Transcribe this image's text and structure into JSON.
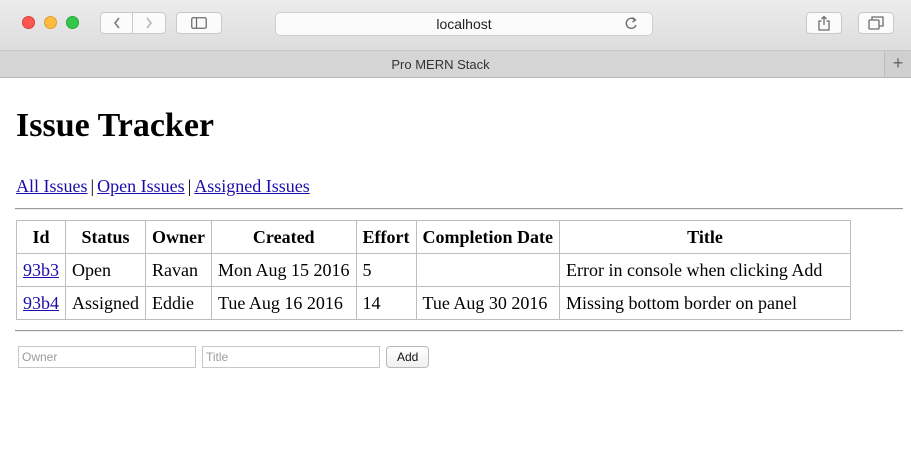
{
  "browser": {
    "address": "localhost",
    "tab_title": "Pro MERN Stack",
    "new_tab_symbol": "+"
  },
  "page": {
    "heading": "Issue Tracker",
    "nav": {
      "all": "All Issues",
      "open": "Open Issues",
      "assigned": "Assigned Issues",
      "separator": "|"
    },
    "table": {
      "headers": [
        "Id",
        "Status",
        "Owner",
        "Created",
        "Effort",
        "Completion Date",
        "Title"
      ],
      "rows": [
        [
          "93b3",
          "Open",
          "Ravan",
          "Mon Aug 15 2016",
          "5",
          "",
          "Error in console when clicking Add"
        ],
        [
          "93b4",
          "Assigned",
          "Eddie",
          "Tue Aug 16 2016",
          "14",
          "Tue Aug 30 2016",
          "Missing bottom border on panel"
        ]
      ]
    },
    "form": {
      "owner_placeholder": "Owner",
      "title_placeholder": "Title",
      "add_label": "Add"
    }
  },
  "icons": {
    "traffic_lights": [
      "close-icon",
      "minimize-icon",
      "zoom-icon"
    ],
    "toolbar": [
      "chevron-left-icon",
      "chevron-right-icon",
      "sidebar-icon",
      "reload-icon",
      "share-icon",
      "tabs-icon"
    ]
  },
  "colors": {
    "link": "#1a0dab",
    "close": "#fc5753",
    "minimize": "#fdbc40",
    "zoom": "#34c84a"
  }
}
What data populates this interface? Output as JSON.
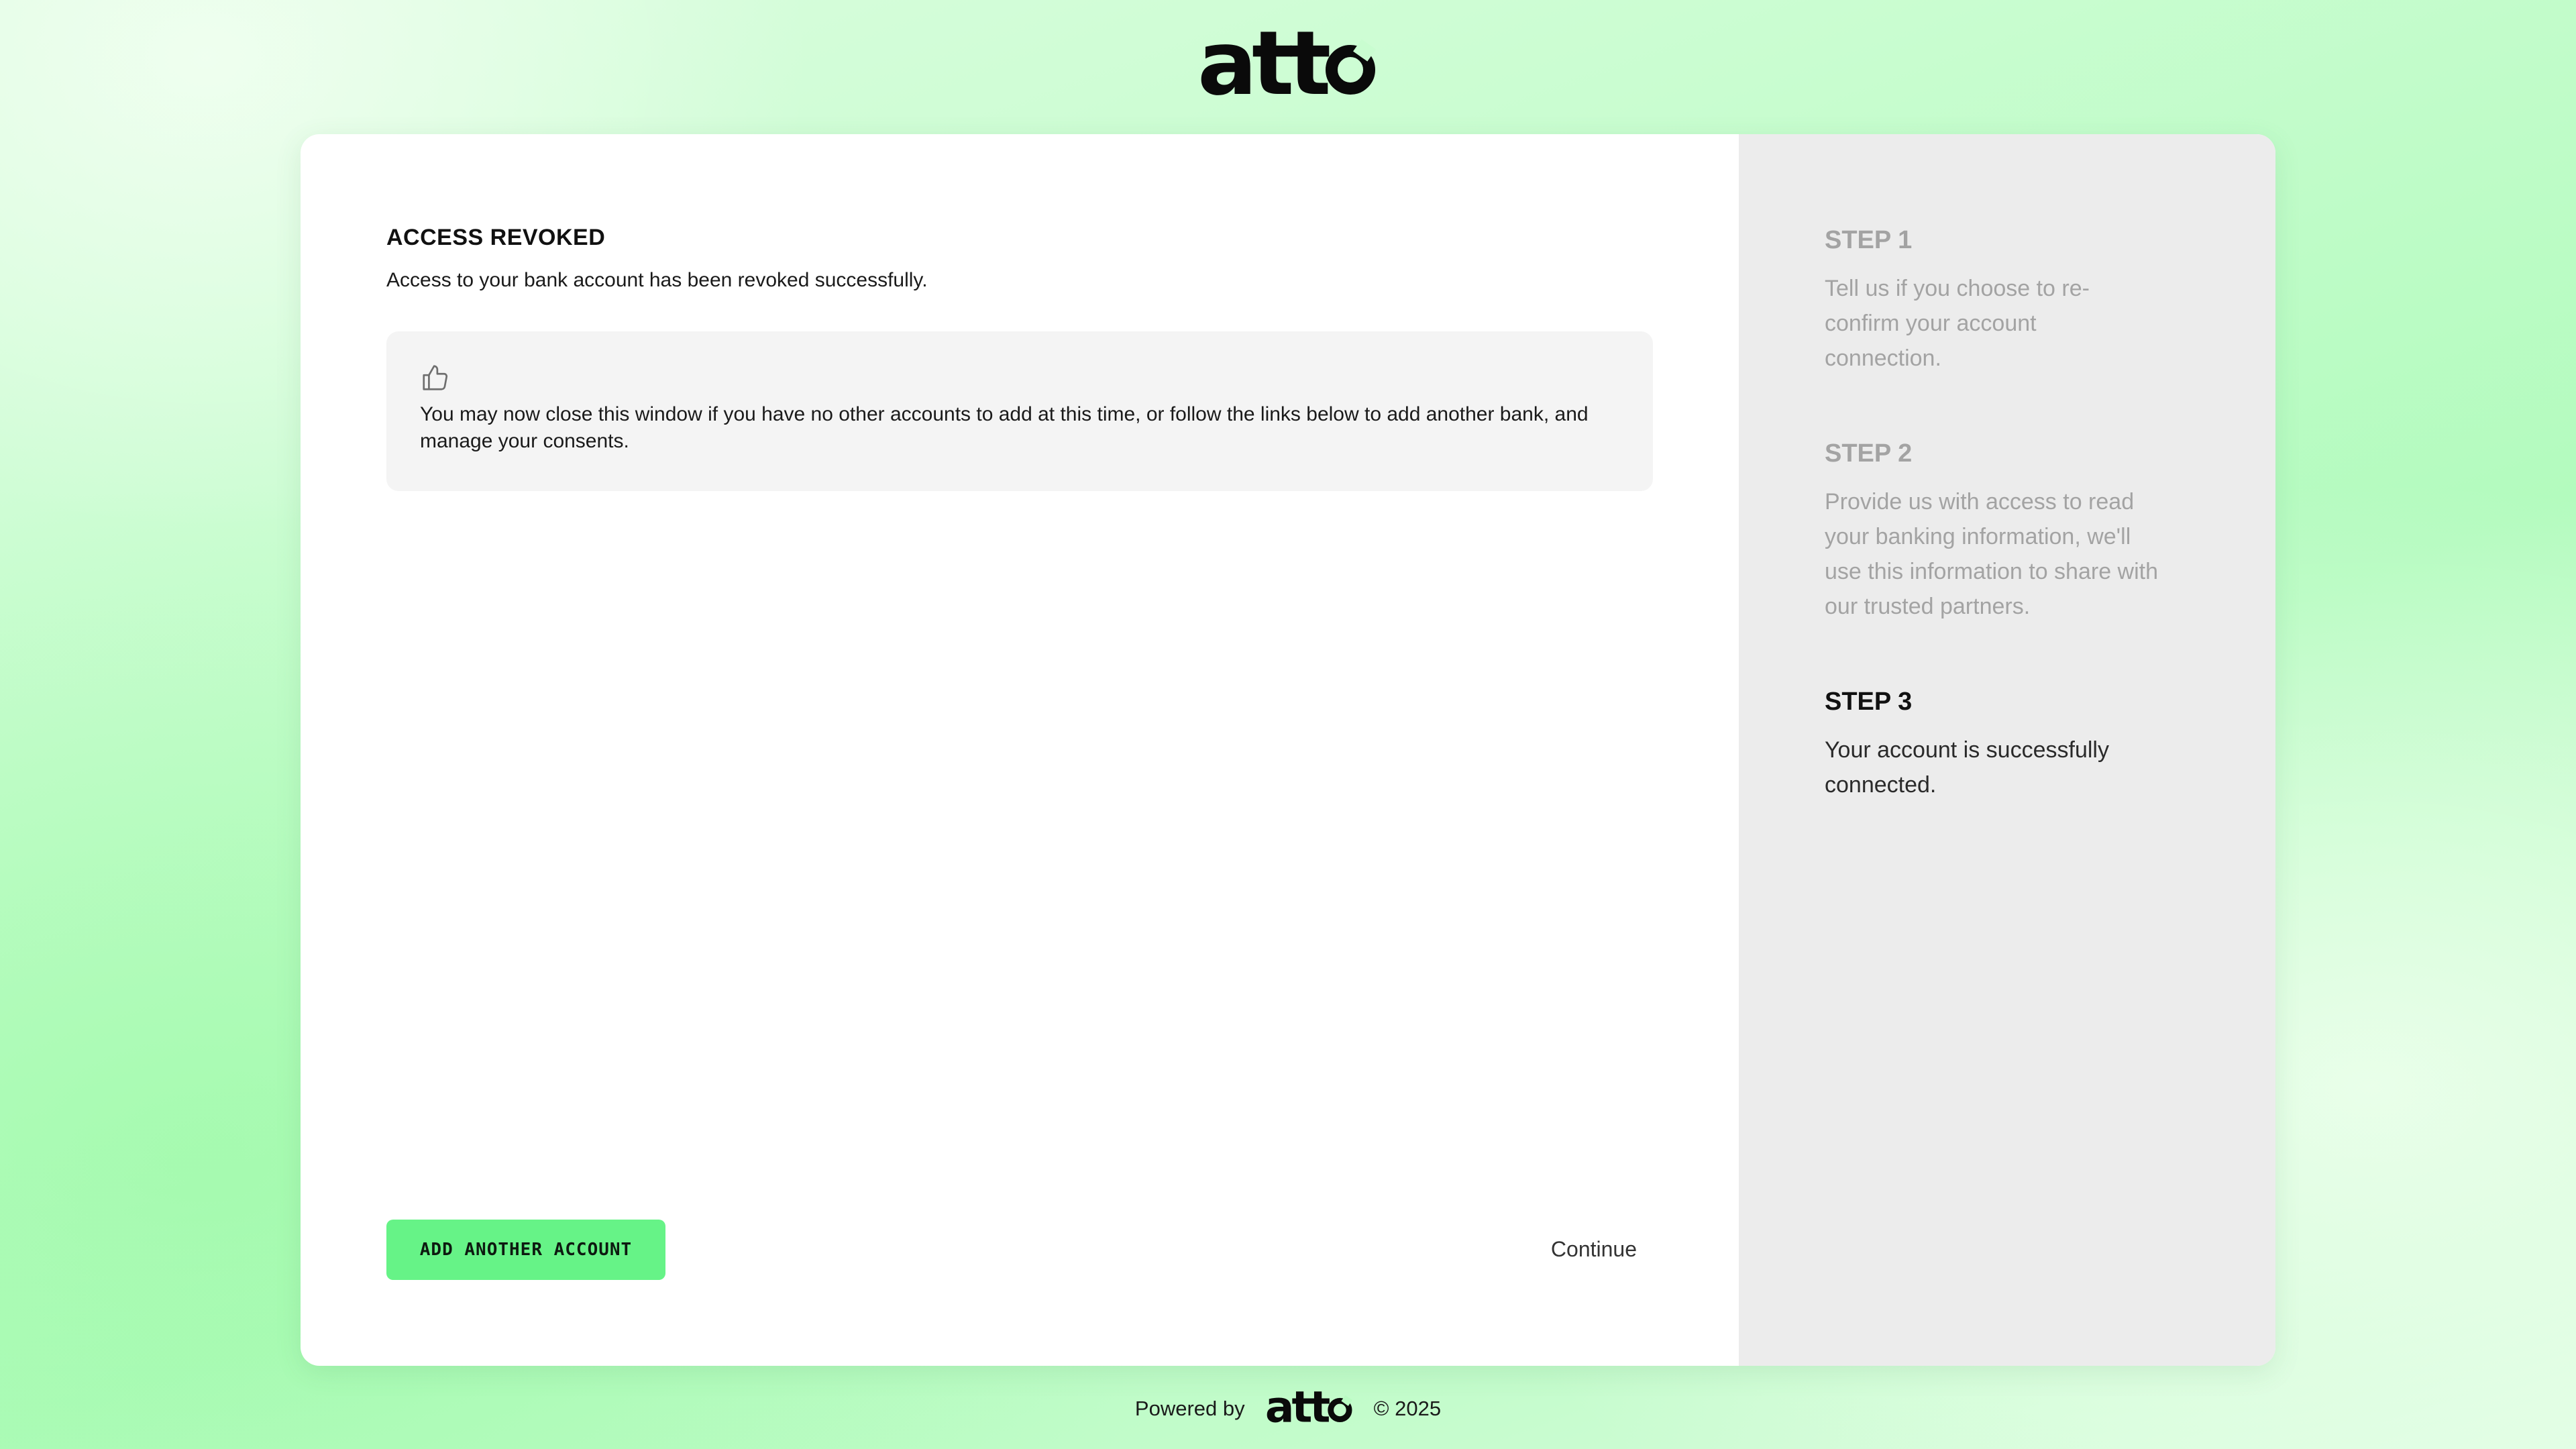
{
  "brand": {
    "logo_name": "atto",
    "logo_icon": "atto-logo"
  },
  "main": {
    "title": "ACCESS REVOKED",
    "subtitle": "Access to your bank account has been revoked successfully.",
    "notice": {
      "icon": "thumbs-up-icon",
      "text": "You may now close this window if you have no other accounts to add at this time, or follow the links below to add another bank, and manage your consents."
    },
    "add_button_label": "ADD ANOTHER ACCOUNT",
    "continue_label": "Continue"
  },
  "steps": [
    {
      "title": "STEP 1",
      "desc": "Tell us if you choose to re-confirm your account connection.",
      "active": false
    },
    {
      "title": "STEP 2",
      "desc": "Provide us with access to read your banking information, we'll use this information to share with our trusted partners.",
      "active": false
    },
    {
      "title": "STEP 3",
      "desc": "Your account is successfully connected.",
      "active": true
    }
  ],
  "footer": {
    "powered_by": "Powered by",
    "copyright": "© 2025"
  },
  "colors": {
    "accent_button": "#66f387",
    "side_panel": "#ececec",
    "notice_bg": "#f4f4f4"
  }
}
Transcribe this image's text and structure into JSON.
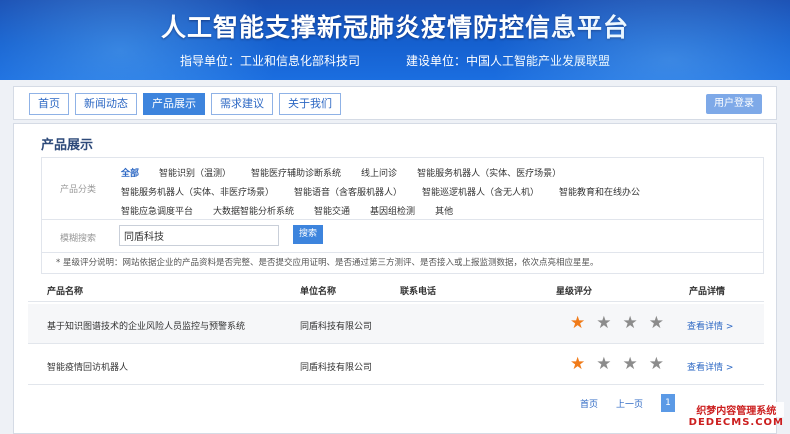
{
  "header": {
    "title": "人工智能支撑新冠肺炎疫情防控信息平台",
    "guide_unit": "指导单位：工业和信息化部科技司",
    "build_unit": "建设单位：中国人工智能产业发展联盟"
  },
  "nav": {
    "tabs": [
      "首页",
      "新闻动态",
      "产品展示",
      "需求建议",
      "关于我们"
    ],
    "active_tab": "产品展示",
    "login_label": "用户登录"
  },
  "main": {
    "section_title": "产品展示",
    "filter": {
      "label": "产品分类",
      "rows": [
        [
          "全部",
          "智能识别（温测）",
          "智能医疗辅助诊断系统",
          "线上问诊",
          "智能服务机器人（实体、医疗场景）"
        ],
        [
          "智能服务机器人（实体、非医疗场景）",
          "智能语音（含客服机器人）",
          "智能巡逻机器人（含无人机）",
          "智能教育和在线办公"
        ],
        [
          "智能应急调度平台",
          "大数据智能分析系统",
          "智能交通",
          "基因组检测",
          "其他"
        ]
      ],
      "selected": "全部"
    },
    "search": {
      "label": "模糊搜索",
      "value": "同盾科技",
      "button_label": "搜索"
    },
    "note": "* 星级评分说明：网站依据企业的产品资料是否完整、是否提交应用证明、是否通过第三方测评、是否接入或上报监测数据，依次点亮相应星星。",
    "table": {
      "headers": [
        "产品名称",
        "单位名称",
        "联系电话",
        "星级评分",
        "产品详情"
      ],
      "rows": [
        {
          "name": "基于知识图谱技术的企业风险人员监控与预警系统",
          "org": "同盾科技有限公司",
          "phone": "",
          "stars_lit": 1,
          "stars_total": 4,
          "detail": "查看详情 >"
        },
        {
          "name": "智能疫情回访机器人",
          "org": "同盾科技有限公司",
          "phone": "",
          "stars_lit": 1,
          "stars_total": 4,
          "detail": "查看详情 >"
        }
      ]
    },
    "pagination": {
      "first": "首页",
      "prev": "上一页",
      "current": "1"
    }
  },
  "watermark": {
    "line1": "织梦内容管理系统",
    "line2": "DEDECMS.COM"
  },
  "colors": {
    "brand_blue": "#1560cf",
    "accent": "#3d84dd",
    "star_on": "#f07b19",
    "star_off": "#8c8c8c"
  }
}
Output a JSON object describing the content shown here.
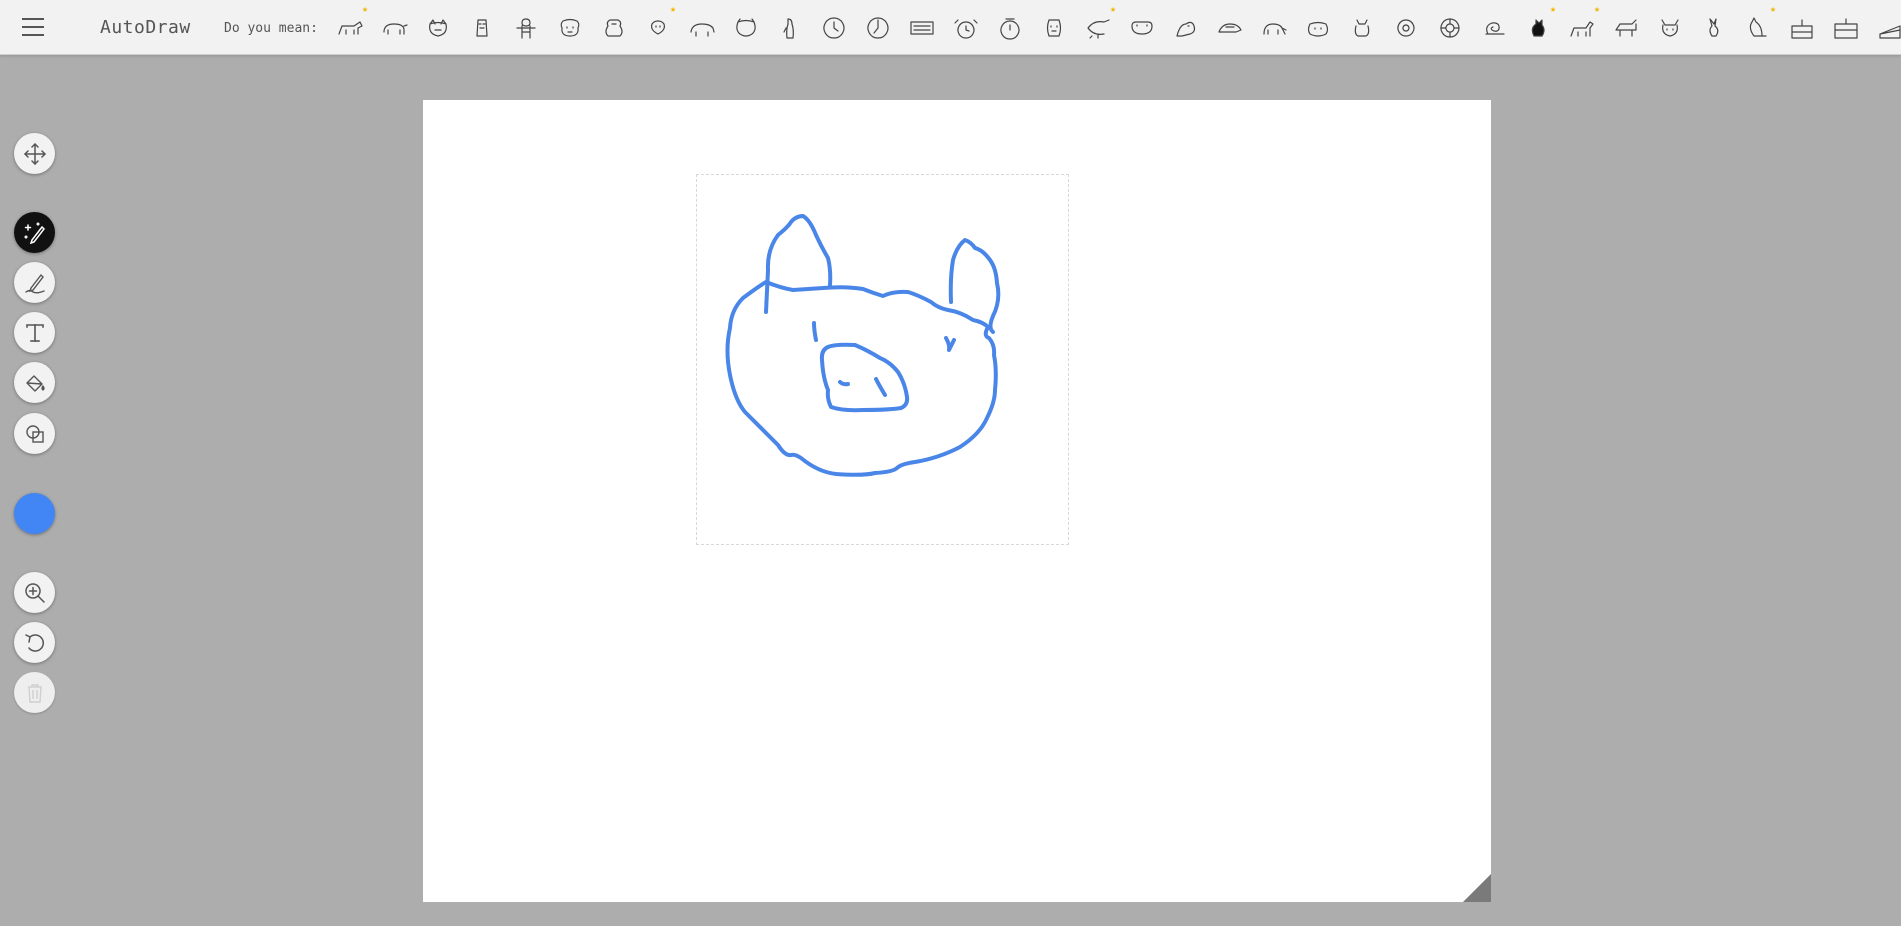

****************************************

#### What is asked:
Copy the material above in full and exactly, skipping pictures.

#### Exercise answer:
Transcribe this image's text and structure into JSON.
{
  "browser": {
    "address": "localhost",
    "tab_title": "Pro MERN Stack",
    "new_tab_symbol": "+"
  },
  "page": {
    "heading": "Issue Tracker",
    "nav": {
      "all": "All Issues",
      "open": "Open Issues",
      "assigned": "Assigned Issues",
      "separator": "|"
    },
    "table": {
      "headers": [
        "Id",
        "Status",
        "Owner",
        "Created",
        "Effort",
        "Completion Date",
        "Title"
      ],
      "rows": [
        [
          "93b3",
          "Open",
          "Ravan",
          "Mon Aug 15 2016",
          "5",
          "",
          "Error in console when clicking Add"
        ],
        [
          "93b4",
          "Assigned",
          "Eddie",
          "Tue Aug 16 2016",
          "14",
          "Tue Aug 30 2016",
          "Missing bottom border on panel"
        ]
      ]
    },
    "form": {
      "owner_placeholder": "Owner",
      "title_placeholder": "Title",
      "add_label": "Add"
    }
  },
  "icons": {
    "traffic_lights": [
      "close-icon",
      "minimize-icon",
      "zoom-icon"
    ],
    "toolbar": [
      "chevron-left-icon",
      "chevron-right-icon",
      "sidebar-icon",
      "reload-icon",
      "share-icon",
      "tabs-icon"
    ]
  },
  "colors": {
    "link": "#1a0dab",
    "close": "#fc5753",
    "minimize": "#fdbc40",
    "zoom": "#34c84a"
  }
}
What data populates this interface? Output as JSON.
{
  "brand": {
    "logo_name": "atto",
    "logo_icon": "atto-logo"
  },
  "main": {
    "title": "ACCESS REVOKED",
    "subtitle": "Access to your bank account has been revoked successfully.",
    "notice": {
      "icon": "thumbs-up-icon",
      "text": "You may now close this window if you have no other accounts to add at this time, or follow the links below to add another bank, and manage your consents."
    },
    "add_button_label": "ADD ANOTHER ACCOUNT",
    "continue_label": "Continue"
  },
  "steps": [
    {
      "title": "STEP 1",
      "desc": "Tell us if you choose to re-confirm your account connection.",
      "active": false
    },
    {
      "title": "STEP 2",
      "desc": "Provide us with access to read your banking information, we'll use this information to share with our trusted partners.",
      "active": false
    },
    {
      "title": "STEP 3",
      "desc": "Your account is successfully connected.",
      "active": true
    }
  ],
  "footer": {
    "powered_by": "Powered by",
    "copyright": "© 2025"
  },
  "colors": {
    "accent_button": "#66f387",
    "side_panel": "#ececec",
    "notice_bg": "#f4f4f4"
  }
}
Transcribe this image's text and structure into JSON.
{
  "header": {
    "title": "人工智能支撑新冠肺炎疫情防控信息平台",
    "guide_unit": "指导单位：工业和信息化部科技司",
    "build_unit": "建设单位：中国人工智能产业发展联盟"
  },
  "nav": {
    "tabs": [
      "首页",
      "新闻动态",
      "产品展示",
      "需求建议",
      "关于我们"
    ],
    "active_tab": "产品展示",
    "login_label": "用户登录"
  },
  "main": {
    "section_title": "产品展示",
    "filter": {
      "label": "产品分类",
      "rows": [
        [
          "全部",
          "智能识别（温测）",
          "智能医疗辅助诊断系统",
          "线上问诊",
          "智能服务机器人（实体、医疗场景）"
        ],
        [
          "智能服务机器人（实体、非医疗场景）",
          "智能语音（含客服机器人）",
          "智能巡逻机器人（含无人机）",
          "智能教育和在线办公"
        ],
        [
          "智能应急调度平台",
          "大数据智能分析系统",
          "智能交通",
          "基因组检测",
          "其他"
        ]
      ],
      "selected": "全部"
    },
    "search": {
      "label": "模糊搜索",
      "value": "同盾科技",
      "button_label": "搜索"
    },
    "note": "* 星级评分说明：网站依据企业的产品资料是否完整、是否提交应用证明、是否通过第三方测评、是否接入或上报监测数据，依次点亮相应星星。",
    "table": {
      "headers": [
        "产品名称",
        "单位名称",
        "联系电话",
        "星级评分",
        "产品详情"
      ],
      "rows": [
        {
          "name": "基于知识图谱技术的企业风险人员监控与预警系统",
          "org": "同盾科技有限公司",
          "phone": "",
          "stars_lit": 1,
          "stars_total": 4,
          "detail": "查看详情 >"
        },
        {
          "name": "智能疫情回访机器人",
          "org": "同盾科技有限公司",
          "phone": "",
          "stars_lit": 1,
          "stars_total": 4,
          "detail": "查看详情 >"
        }
      ]
    },
    "pagination": {
      "first": "首页",
      "prev": "上一页",
      "current": "1"
    }
  },
  "watermark": {
    "line1": "织梦内容管理系统",
    "line2": "DEDECMS.COM"
  },
  "colors": {
    "brand_blue": "#1560cf",
    "accent": "#3d84dd",
    "star_on": "#f07b19",
    "star_off": "#8c8c8c"
  }
}
Output a JSON object describing the content shown here.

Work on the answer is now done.